■ **Stated problem**
Check each line of the material below for "text", then copy the ones that contain it.

(Dataset excerpt)
::::::

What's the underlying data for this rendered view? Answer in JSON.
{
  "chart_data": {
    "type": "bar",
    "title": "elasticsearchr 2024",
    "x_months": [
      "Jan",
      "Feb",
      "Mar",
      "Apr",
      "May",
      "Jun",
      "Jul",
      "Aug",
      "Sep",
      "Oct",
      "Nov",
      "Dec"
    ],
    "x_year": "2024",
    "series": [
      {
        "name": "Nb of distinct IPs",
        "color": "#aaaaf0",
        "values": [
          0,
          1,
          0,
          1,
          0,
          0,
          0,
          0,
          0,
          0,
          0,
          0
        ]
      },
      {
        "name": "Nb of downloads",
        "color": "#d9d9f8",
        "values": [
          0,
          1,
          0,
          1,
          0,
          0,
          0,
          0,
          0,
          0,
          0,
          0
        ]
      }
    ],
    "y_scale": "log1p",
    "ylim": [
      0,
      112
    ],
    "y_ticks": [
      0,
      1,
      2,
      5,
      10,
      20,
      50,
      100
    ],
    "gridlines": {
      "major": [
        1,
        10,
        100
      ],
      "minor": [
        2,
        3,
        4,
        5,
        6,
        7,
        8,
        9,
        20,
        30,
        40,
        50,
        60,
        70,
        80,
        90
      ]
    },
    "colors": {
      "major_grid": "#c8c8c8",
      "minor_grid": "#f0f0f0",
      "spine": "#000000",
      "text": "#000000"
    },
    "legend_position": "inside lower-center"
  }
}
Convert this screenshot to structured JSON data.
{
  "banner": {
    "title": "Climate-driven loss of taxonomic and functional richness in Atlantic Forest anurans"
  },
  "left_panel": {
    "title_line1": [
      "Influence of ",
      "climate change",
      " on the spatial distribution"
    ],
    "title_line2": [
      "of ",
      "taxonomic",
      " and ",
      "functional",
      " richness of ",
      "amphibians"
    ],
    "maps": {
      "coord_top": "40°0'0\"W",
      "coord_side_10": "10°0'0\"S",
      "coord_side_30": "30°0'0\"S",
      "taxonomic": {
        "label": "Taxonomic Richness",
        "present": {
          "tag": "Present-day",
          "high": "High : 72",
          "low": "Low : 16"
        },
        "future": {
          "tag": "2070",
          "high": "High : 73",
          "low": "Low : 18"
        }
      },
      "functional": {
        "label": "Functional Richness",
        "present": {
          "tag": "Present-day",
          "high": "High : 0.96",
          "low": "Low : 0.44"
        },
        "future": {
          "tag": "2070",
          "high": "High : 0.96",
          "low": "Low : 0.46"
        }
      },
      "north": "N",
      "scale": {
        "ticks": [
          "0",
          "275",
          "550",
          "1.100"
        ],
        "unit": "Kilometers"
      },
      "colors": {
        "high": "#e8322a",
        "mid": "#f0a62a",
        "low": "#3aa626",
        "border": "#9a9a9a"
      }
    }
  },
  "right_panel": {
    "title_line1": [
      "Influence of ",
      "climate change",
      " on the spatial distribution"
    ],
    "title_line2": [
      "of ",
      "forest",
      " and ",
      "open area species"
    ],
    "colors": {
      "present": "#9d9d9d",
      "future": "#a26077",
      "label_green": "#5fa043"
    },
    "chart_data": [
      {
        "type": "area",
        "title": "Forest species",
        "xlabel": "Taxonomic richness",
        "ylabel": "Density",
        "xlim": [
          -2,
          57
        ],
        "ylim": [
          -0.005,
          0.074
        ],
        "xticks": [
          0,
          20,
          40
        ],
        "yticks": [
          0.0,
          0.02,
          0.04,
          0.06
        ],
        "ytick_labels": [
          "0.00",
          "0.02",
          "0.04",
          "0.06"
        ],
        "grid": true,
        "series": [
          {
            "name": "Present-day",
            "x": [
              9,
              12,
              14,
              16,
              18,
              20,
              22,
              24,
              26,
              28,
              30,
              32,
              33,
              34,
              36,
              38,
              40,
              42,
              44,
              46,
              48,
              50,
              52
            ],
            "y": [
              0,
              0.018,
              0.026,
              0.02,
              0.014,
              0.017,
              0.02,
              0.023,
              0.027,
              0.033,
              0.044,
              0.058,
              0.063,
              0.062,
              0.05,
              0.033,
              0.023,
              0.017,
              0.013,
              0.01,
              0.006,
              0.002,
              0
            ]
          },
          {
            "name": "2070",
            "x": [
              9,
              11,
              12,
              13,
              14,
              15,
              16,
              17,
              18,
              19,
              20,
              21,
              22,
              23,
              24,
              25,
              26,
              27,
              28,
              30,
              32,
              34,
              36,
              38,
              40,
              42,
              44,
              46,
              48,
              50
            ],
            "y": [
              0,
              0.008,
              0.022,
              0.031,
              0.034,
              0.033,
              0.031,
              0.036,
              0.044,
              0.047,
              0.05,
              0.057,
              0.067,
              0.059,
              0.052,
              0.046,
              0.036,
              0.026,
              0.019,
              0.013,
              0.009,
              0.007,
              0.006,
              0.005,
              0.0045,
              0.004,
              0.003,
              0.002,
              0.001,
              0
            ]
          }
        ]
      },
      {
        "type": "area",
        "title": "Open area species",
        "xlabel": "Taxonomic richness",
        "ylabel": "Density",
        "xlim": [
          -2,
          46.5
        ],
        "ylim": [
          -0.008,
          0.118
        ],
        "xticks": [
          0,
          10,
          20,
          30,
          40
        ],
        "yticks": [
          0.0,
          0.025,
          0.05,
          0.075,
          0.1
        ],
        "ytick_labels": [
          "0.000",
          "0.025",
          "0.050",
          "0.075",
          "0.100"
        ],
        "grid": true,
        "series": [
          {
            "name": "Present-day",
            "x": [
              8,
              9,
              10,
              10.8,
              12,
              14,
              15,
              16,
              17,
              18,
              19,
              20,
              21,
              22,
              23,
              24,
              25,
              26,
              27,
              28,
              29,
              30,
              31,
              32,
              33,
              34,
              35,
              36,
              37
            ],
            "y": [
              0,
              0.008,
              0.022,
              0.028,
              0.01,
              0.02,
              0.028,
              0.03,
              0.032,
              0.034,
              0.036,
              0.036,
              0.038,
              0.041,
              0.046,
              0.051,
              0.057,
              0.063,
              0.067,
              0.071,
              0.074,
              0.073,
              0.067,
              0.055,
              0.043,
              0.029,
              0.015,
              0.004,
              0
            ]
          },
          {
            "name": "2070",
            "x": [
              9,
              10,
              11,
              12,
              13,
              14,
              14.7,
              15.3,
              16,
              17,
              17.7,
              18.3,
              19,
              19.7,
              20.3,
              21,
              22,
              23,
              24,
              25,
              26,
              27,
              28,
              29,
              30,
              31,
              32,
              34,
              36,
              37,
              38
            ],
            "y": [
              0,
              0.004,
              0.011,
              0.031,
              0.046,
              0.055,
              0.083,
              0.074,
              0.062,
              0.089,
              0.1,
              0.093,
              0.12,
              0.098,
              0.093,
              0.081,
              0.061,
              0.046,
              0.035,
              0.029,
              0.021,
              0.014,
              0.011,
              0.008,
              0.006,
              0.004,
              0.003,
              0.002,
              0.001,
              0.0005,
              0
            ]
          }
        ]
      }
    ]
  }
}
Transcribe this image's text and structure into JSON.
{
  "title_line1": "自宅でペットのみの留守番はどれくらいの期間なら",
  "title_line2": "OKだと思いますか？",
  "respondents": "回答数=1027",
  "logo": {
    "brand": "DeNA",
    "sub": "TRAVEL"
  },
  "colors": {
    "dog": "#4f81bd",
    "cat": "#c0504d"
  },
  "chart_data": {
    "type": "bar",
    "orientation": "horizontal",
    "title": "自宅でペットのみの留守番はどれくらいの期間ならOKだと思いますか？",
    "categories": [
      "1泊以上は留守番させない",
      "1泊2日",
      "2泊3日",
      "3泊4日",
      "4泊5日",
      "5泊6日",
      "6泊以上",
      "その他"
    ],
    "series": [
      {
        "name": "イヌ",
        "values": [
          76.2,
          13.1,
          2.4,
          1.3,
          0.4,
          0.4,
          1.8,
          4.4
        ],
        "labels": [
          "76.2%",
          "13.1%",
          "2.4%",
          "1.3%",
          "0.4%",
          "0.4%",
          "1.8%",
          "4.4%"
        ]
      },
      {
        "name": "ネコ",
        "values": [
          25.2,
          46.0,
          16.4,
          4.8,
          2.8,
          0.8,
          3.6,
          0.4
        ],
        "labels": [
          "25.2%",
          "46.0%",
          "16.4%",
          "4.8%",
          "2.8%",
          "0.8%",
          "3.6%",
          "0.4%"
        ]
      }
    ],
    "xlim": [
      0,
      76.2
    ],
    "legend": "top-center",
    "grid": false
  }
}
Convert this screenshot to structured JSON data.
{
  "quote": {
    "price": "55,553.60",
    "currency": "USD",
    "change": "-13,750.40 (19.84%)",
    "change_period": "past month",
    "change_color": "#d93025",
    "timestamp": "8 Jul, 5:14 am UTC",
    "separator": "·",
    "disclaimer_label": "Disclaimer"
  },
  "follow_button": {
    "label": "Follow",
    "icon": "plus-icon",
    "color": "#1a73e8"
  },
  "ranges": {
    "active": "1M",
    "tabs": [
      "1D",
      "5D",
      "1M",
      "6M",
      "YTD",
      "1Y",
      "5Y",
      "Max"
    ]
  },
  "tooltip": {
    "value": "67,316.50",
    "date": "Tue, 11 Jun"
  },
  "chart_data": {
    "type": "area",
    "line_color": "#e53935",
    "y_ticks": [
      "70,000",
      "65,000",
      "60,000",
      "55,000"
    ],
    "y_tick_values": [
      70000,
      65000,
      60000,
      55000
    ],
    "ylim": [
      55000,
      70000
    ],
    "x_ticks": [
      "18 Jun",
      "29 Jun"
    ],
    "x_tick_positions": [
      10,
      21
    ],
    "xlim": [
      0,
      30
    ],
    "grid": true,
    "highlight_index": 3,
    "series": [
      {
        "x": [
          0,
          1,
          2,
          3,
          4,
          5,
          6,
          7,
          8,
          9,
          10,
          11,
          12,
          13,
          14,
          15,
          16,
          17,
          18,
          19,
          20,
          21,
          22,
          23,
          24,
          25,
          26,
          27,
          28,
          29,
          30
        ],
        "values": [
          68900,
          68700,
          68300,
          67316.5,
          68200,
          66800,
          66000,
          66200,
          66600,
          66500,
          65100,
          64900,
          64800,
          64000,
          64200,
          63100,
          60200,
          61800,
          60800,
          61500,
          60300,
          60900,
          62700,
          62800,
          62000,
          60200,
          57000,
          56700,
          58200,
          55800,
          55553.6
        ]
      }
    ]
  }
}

::::::

■ **Result of the exercise**
      "text": "#000000"
Transcribe this image's text and structure into JSON.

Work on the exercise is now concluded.